Transcribe each of the records below exactly, excluding all pictures.
╭─ RECORDS PROVIDED
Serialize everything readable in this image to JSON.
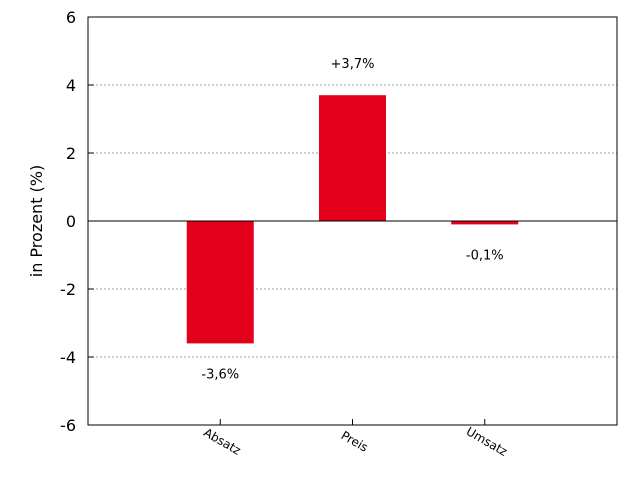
{
  "chart_data": {
    "type": "bar",
    "categories": [
      "Absatz",
      "Preis",
      "Umsatz"
    ],
    "values": [
      -3.6,
      3.7,
      -0.1
    ],
    "data_labels": [
      "-3,6%",
      "+3,7%",
      "-0,1%"
    ],
    "ylabel": "in Prozent (%)",
    "xlabel": "",
    "ylim": [
      -6,
      6
    ],
    "yticks": [
      -6,
      -4,
      -2,
      0,
      2,
      4,
      6
    ],
    "ytick_labels": [
      "-6",
      "-4",
      "-2",
      "0",
      "2",
      "4",
      "6"
    ],
    "grid": true,
    "legend": "none",
    "colors": {
      "bar": "#e3001b",
      "grid": "#a0a0a0",
      "zero_line": "#000000"
    }
  }
}
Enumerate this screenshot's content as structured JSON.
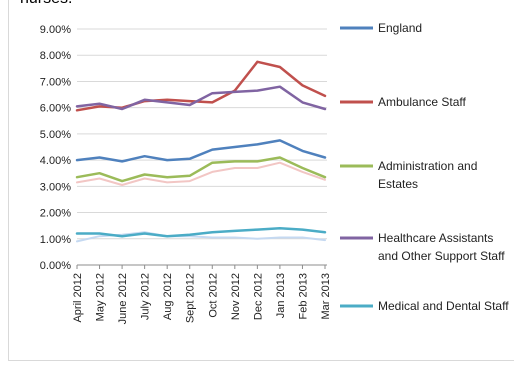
╰─
### ANSWER TO THIS TASK
Serialize everything readable in this image to JSON.
{
  "chart_data": {
    "type": "bar",
    "categories": [
      "Absatz",
      "Preis",
      "Umsatz"
    ],
    "values": [
      -3.6,
      3.7,
      -0.1
    ],
    "data_labels": [
      "-3,6%",
      "+3,7%",
      "-0,1%"
    ],
    "ylabel": "in Prozent (%)",
    "xlabel": "",
    "ylim": [
      -6,
      6
    ],
    "yticks": [
      -6,
      -4,
      -2,
      0,
      2,
      4,
      6
    ],
    "ytick_labels": [
      "-6",
      "-4",
      "-2",
      "0",
      "2",
      "4",
      "6"
    ],
    "grid": true,
    "legend": "none",
    "colors": {
      "bar": "#e3001b",
      "grid": "#a0a0a0",
      "zero_line": "#000000"
    }
  }
}
Enumerate this screenshot's content as structured JSON.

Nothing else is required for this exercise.